* **CHALLENGE**: Reproduce verbatim the lines in the entries from the one containing "menu-arrow xyxy=(4,7,12,12)" up to and including the one containing "y-tick-label: 0.62320 xyxy=(1156,338,1193,348)".

* **Element box entries**:
*****

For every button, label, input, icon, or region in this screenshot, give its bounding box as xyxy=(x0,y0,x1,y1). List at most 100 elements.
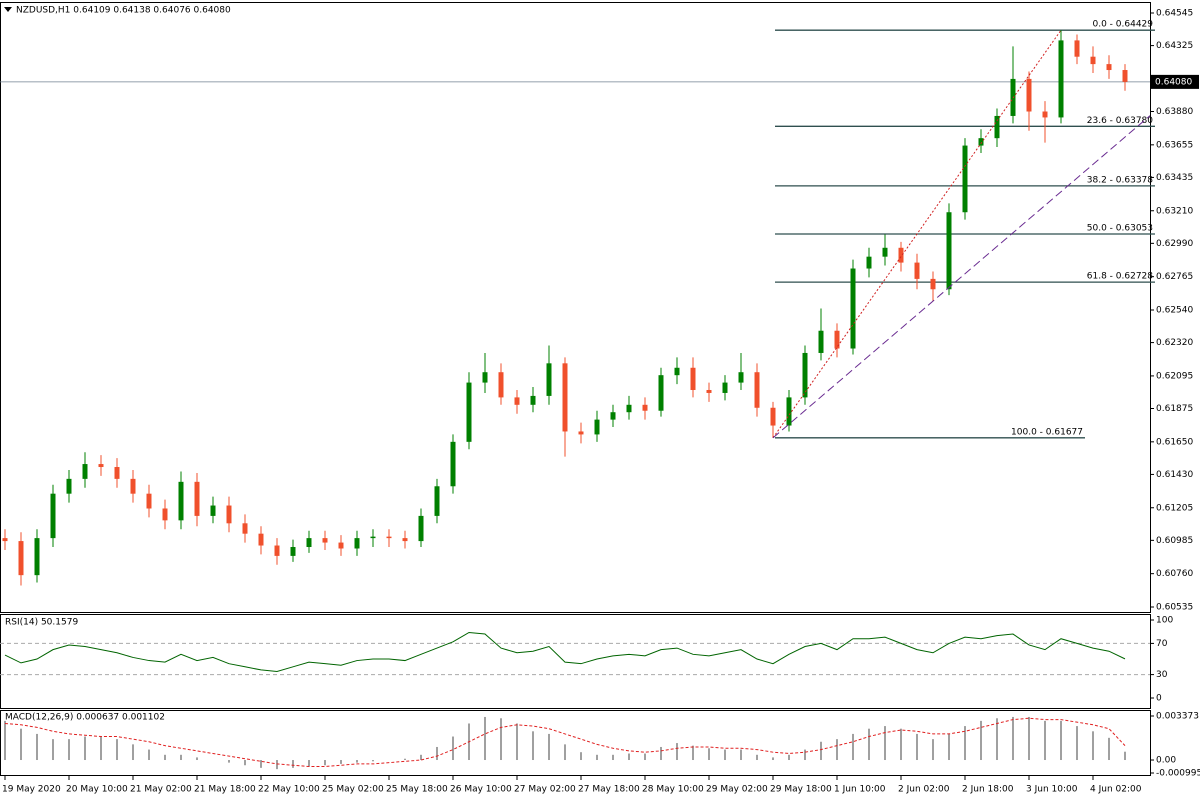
menu-arrow xyxy=(4,7,12,12)
y-tick-label: 0.64325 xyxy=(1156,41,1193,51)
y-tick-label: 100 xyxy=(1156,616,1173,626)
candle-body xyxy=(578,431,584,435)
candle-body xyxy=(130,478,136,494)
candle-body xyxy=(770,407,776,426)
macd-panel xyxy=(0,710,1151,776)
x-tick-label: 25 May 02:00 xyxy=(322,785,384,795)
candle-body xyxy=(322,538,328,543)
x-tick-label: 29 May 18:00 xyxy=(770,785,832,795)
y-tick-label: 0.61875 xyxy=(1156,404,1193,414)
x-tick-label: 2 Jun 02:00 xyxy=(898,785,950,795)
y-tick-label: 0.62540 xyxy=(1156,306,1193,316)
fib-label: 23.6 - 0.63780 xyxy=(1087,116,1153,126)
x-tick-label: 28 May 10:00 xyxy=(642,785,704,795)
rsi-line xyxy=(4,631,1126,672)
candle-body xyxy=(34,538,40,576)
candle-body xyxy=(594,419,600,435)
candle-body xyxy=(450,441,456,487)
x-tick-label: 22 May 10:00 xyxy=(258,785,320,795)
y-tick-label: 70 xyxy=(1156,639,1168,649)
candle-body xyxy=(66,478,72,494)
y-tick-label: 0.00 xyxy=(1156,756,1176,766)
x-tick-label: 1 Jun 10:00 xyxy=(834,785,886,795)
candle-body xyxy=(418,515,424,542)
candle-body xyxy=(178,481,184,521)
candle-body xyxy=(530,395,536,405)
candle-body xyxy=(754,372,760,408)
x-tick-label: 2 Jun 18:00 xyxy=(962,785,1014,795)
chart-title: NZDUSD,H1 0.64109 0.64138 0.64076 0.6408… xyxy=(16,6,231,16)
candle-body xyxy=(738,372,744,383)
candle-body xyxy=(210,505,216,516)
candle-body xyxy=(562,363,568,432)
x-tick-label: 26 May 10:00 xyxy=(450,785,512,795)
y-tick-label: 0.61430 xyxy=(1156,470,1193,480)
rsi-title: RSI(14) 50.1579 xyxy=(5,618,78,628)
x-tick-label: 21 May 18:00 xyxy=(194,785,256,795)
x-tick-label: 29 May 02:00 xyxy=(706,785,768,795)
candle-body xyxy=(434,486,440,516)
fib-label: 38.2 - 0.63378 xyxy=(1087,175,1153,185)
main-panel xyxy=(0,2,1151,613)
candle-body xyxy=(722,382,728,393)
fib-label: 61.8 - 0.62728 xyxy=(1087,272,1153,282)
candle-body xyxy=(1026,78,1032,112)
x-tick-label: 3 Jun 10:00 xyxy=(1026,785,1078,795)
candle-body xyxy=(930,278,936,290)
y-tick-label: 0.62990 xyxy=(1156,239,1193,249)
candle-body xyxy=(1106,64,1112,71)
candle-body xyxy=(802,352,808,398)
candle-body xyxy=(242,523,248,534)
candle-body xyxy=(1122,70,1128,82)
candle-body xyxy=(2,538,8,542)
y-tick-label: 0.62320 xyxy=(1156,338,1193,348)
y-tick-label: 0.64545 xyxy=(1156,9,1193,19)
candle-body xyxy=(946,212,952,290)
candle-body xyxy=(402,538,408,542)
candle-body xyxy=(962,145,968,213)
y-tick-label: 0.60535 xyxy=(1156,603,1193,613)
candle-body xyxy=(706,389,712,393)
y-tick-label: 0.62095 xyxy=(1156,371,1193,381)
y-tick-label: 0.62765 xyxy=(1156,272,1193,282)
price-box xyxy=(1151,74,1199,89)
candle-body xyxy=(18,541,24,576)
trend-line xyxy=(772,115,1151,439)
candle-body xyxy=(274,545,280,556)
candle-body xyxy=(466,382,472,442)
x-tick-label: 21 May 02:00 xyxy=(130,785,192,795)
x-tick-label: 25 May 18:00 xyxy=(386,785,448,795)
candle-body xyxy=(994,115,1000,139)
x-tick-label: 27 May 02:00 xyxy=(514,785,576,795)
candle-body xyxy=(882,247,888,257)
fib-label: 50.0 - 0.63053 xyxy=(1087,224,1153,234)
y-tick-label: 0.63655 xyxy=(1156,140,1193,150)
candle-body xyxy=(290,547,296,556)
candle-body xyxy=(898,247,904,263)
y-tick-label: 0.003373 xyxy=(1156,712,1199,722)
candle-body xyxy=(642,404,648,411)
candle-body xyxy=(610,412,616,420)
y-tick-label: 0.63435 xyxy=(1156,173,1193,183)
candle-body xyxy=(978,138,984,146)
candle-body xyxy=(50,493,56,539)
candle-body xyxy=(354,538,360,549)
candle-body xyxy=(658,375,664,411)
x-tick-label: 20 May 10:00 xyxy=(66,785,128,795)
candle-body xyxy=(546,363,552,396)
current-price-label: 0.64080 xyxy=(1155,77,1192,87)
candle-body xyxy=(98,464,104,468)
candle-body xyxy=(866,256,872,269)
candle-body xyxy=(1074,40,1080,57)
candle-body xyxy=(914,262,920,279)
candle-body xyxy=(818,330,824,353)
candle-body xyxy=(498,372,504,398)
y-tick-label: 30 xyxy=(1156,670,1168,680)
candle-body xyxy=(850,268,856,349)
signal-line xyxy=(4,717,1126,768)
macd-title: MACD(12,26,9) 0.000637 0.001102 xyxy=(5,713,165,723)
candle-body xyxy=(114,467,120,479)
candle-body xyxy=(370,536,376,539)
candle-body xyxy=(82,464,88,479)
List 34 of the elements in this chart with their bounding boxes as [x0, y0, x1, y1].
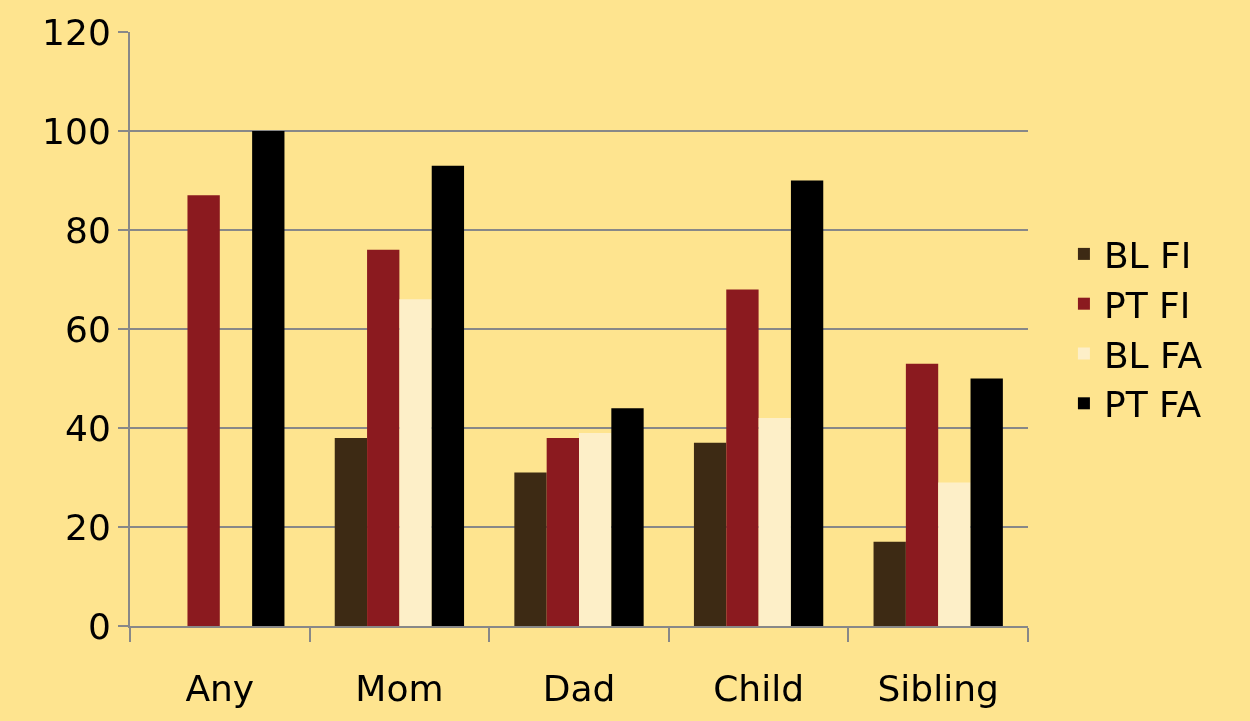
- bar: [970, 378, 1003, 626]
- bar: [431, 165, 465, 626]
- legend-label: PT FI: [1103, 284, 1191, 326]
- bar: [334, 437, 368, 626]
- bar: [579, 432, 612, 626]
- x-tick-label: Dad: [542, 668, 616, 710]
- y-tick-label: 80: [64, 209, 111, 251]
- y-tick-label: 100: [42, 110, 111, 152]
- bar: [252, 131, 285, 626]
- y-tick-label: 120: [42, 11, 111, 53]
- bar: [726, 289, 759, 626]
- x-tick-label: Child: [713, 668, 805, 710]
- bar: [790, 180, 824, 626]
- y-tick-label: 60: [64, 308, 111, 350]
- y-tick-label: 20: [64, 506, 111, 548]
- bar: [611, 408, 644, 626]
- bar: [693, 442, 727, 626]
- x-tick-label: Any: [185, 668, 255, 710]
- x-tick-label: Sibling: [877, 668, 999, 710]
- bar: [938, 482, 971, 626]
- y-tick-label: 40: [64, 407, 111, 449]
- bar: [873, 541, 906, 626]
- bar: [905, 363, 939, 626]
- legend-label: BL FI: [1103, 234, 1192, 276]
- bar: [758, 418, 791, 626]
- bar: [187, 195, 220, 626]
- legend-label: PT FA: [1103, 384, 1202, 426]
- x-tick-label: Mom: [355, 668, 444, 710]
- bar: [546, 437, 579, 626]
- y-tick-label: 0: [87, 605, 111, 647]
- bar: [514, 472, 547, 626]
- legend-label: BL FA: [1103, 334, 1203, 376]
- bar: [367, 249, 400, 626]
- bar: [399, 299, 432, 626]
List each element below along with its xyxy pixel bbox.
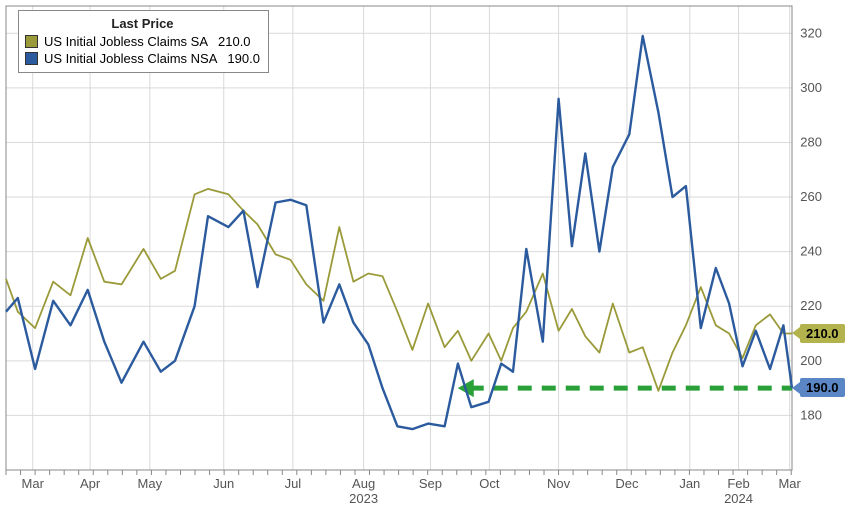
svg-text:Oct: Oct — [479, 476, 500, 491]
jobless-claims-chart: 180 200 220 240 260 280 300 320 Mar Apr May Jun Jul A… — [0, 0, 848, 507]
legend-swatch-nsa — [25, 52, 38, 65]
svg-text:240: 240 — [800, 244, 822, 259]
svg-text:280: 280 — [800, 134, 822, 149]
legend-value-sa: 210.0 — [218, 33, 251, 51]
svg-text:Jul: Jul — [285, 476, 302, 491]
svg-text:2023: 2023 — [349, 491, 378, 506]
svg-text:May: May — [138, 476, 163, 491]
legend-row-nsa: US Initial Jobless Claims NSA 190.0 — [25, 50, 260, 68]
svg-text:300: 300 — [800, 80, 822, 95]
svg-text:180: 180 — [800, 407, 822, 422]
svg-text:260: 260 — [800, 189, 822, 204]
svg-text:2024: 2024 — [724, 491, 753, 506]
svg-text:Nov: Nov — [547, 476, 571, 491]
svg-text:Aug: Aug — [352, 476, 375, 491]
price-flag-sa-value: 210.0 — [806, 326, 839, 341]
svg-text:Apr: Apr — [80, 476, 101, 491]
svg-text:220: 220 — [800, 298, 822, 313]
price-flag-sa: 210.0 — [800, 324, 845, 343]
svg-text:Jan: Jan — [679, 476, 700, 491]
svg-text:Mar: Mar — [778, 476, 801, 491]
svg-text:Mar: Mar — [22, 476, 45, 491]
svg-text:Dec: Dec — [615, 476, 639, 491]
legend-value-nsa: 190.0 — [227, 50, 260, 68]
svg-text:Feb: Feb — [727, 476, 749, 491]
price-flag-nsa: 190.0 — [800, 378, 845, 397]
svg-text:Jun: Jun — [213, 476, 234, 491]
svg-text:Sep: Sep — [419, 476, 442, 491]
legend-swatch-sa — [25, 35, 38, 48]
legend-label-sa: US Initial Jobless Claims SA — [44, 33, 208, 51]
chart-svg: 180 200 220 240 260 280 300 320 Mar Apr May Jun Jul A… — [0, 0, 848, 507]
legend-title: Last Price — [25, 15, 260, 33]
legend-row-sa: US Initial Jobless Claims SA 210.0 — [25, 33, 260, 51]
legend-label-nsa: US Initial Jobless Claims NSA — [44, 50, 217, 68]
svg-text:200: 200 — [800, 353, 822, 368]
price-flag-nsa-value: 190.0 — [806, 380, 839, 395]
legend-box: Last Price US Initial Jobless Claims SA … — [18, 10, 269, 73]
svg-text:320: 320 — [800, 25, 822, 40]
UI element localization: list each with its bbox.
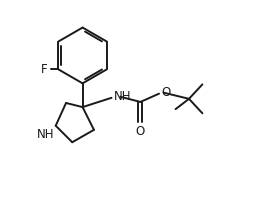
Text: NH: NH (37, 128, 55, 141)
Text: O: O (136, 125, 145, 138)
Text: O: O (161, 86, 170, 99)
Text: NH: NH (114, 90, 131, 103)
Text: F: F (40, 63, 47, 76)
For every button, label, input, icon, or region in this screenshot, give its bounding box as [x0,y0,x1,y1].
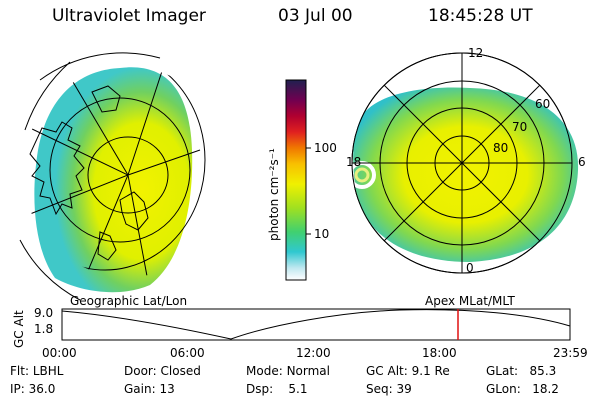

*****

* **RESULT OF THE EXERCISE**:
menu-arrow xyxy=(4,7,12,12)
y-tick-label: 0.64325 xyxy=(1156,41,1193,51)
y-tick-label: 100 xyxy=(1156,616,1173,626)
candle-body xyxy=(578,431,584,435)
candle-body xyxy=(130,478,136,494)
candle-body xyxy=(770,407,776,426)
macd-panel xyxy=(0,710,1151,776)
x-tick-label: 25 May 02:00 xyxy=(322,785,384,795)
candle-body xyxy=(322,538,328,543)
x-tick-label: 29 May 18:00 xyxy=(770,785,832,795)
y-tick-label: 0.61875 xyxy=(1156,404,1193,414)
x-tick-label: 2 Jun 02:00 xyxy=(898,785,950,795)
y-tick-label: 0.62540 xyxy=(1156,306,1193,316)
fib-label: 23.6 - 0.63780 xyxy=(1087,116,1153,126)
x-tick-label: 28 May 10:00 xyxy=(642,785,704,795)
rsi-line xyxy=(4,631,1126,672)
candle-body xyxy=(34,538,40,576)
candle-body xyxy=(594,419,600,435)
candle-body xyxy=(450,441,456,487)
x-tick-label: 22 May 10:00 xyxy=(258,785,320,795)
y-tick-label: 70 xyxy=(1156,639,1168,649)
candle-body xyxy=(66,478,72,494)
y-tick-label: 0.00 xyxy=(1156,756,1176,766)
x-tick-label: 1 Jun 10:00 xyxy=(834,785,886,795)
candle-body xyxy=(418,515,424,542)
candle-body xyxy=(178,481,184,521)
candle-body xyxy=(530,395,536,405)
candle-body xyxy=(754,372,760,408)
x-tick-label: 2 Jun 18:00 xyxy=(962,785,1014,795)
chart-title: NZDUSD,H1 0.64109 0.64138 0.64076 0.6408… xyxy=(16,6,231,16)
candle-body xyxy=(738,372,744,383)
candle-body xyxy=(210,505,216,516)
candle-body xyxy=(562,363,568,432)
x-tick-label: 26 May 10:00 xyxy=(450,785,512,795)
y-tick-label: 0.61430 xyxy=(1156,470,1193,480)
rsi-title: RSI(14) 50.1579 xyxy=(5,618,78,628)
x-tick-label: 21 May 18:00 xyxy=(194,785,256,795)
x-tick-label: 29 May 02:00 xyxy=(706,785,768,795)
candle-body xyxy=(434,486,440,516)
fib-label: 38.2 - 0.63378 xyxy=(1087,175,1153,185)
main-panel xyxy=(0,2,1151,613)
candle-body xyxy=(722,382,728,393)
fib-label: 61.8 - 0.62728 xyxy=(1087,272,1153,282)
candle-body xyxy=(1026,78,1032,112)
x-tick-label: 3 Jun 10:00 xyxy=(1026,785,1078,795)
candle-body xyxy=(930,278,936,290)
y-tick-label: 0.62990 xyxy=(1156,239,1193,249)
candle-body xyxy=(1106,64,1112,71)
candle-body xyxy=(802,352,808,398)
candle-body xyxy=(242,523,248,534)
candle-body xyxy=(1122,70,1128,82)
candle-body xyxy=(2,538,8,542)
y-tick-label: 0.62320 xyxy=(1156,338,1193,348)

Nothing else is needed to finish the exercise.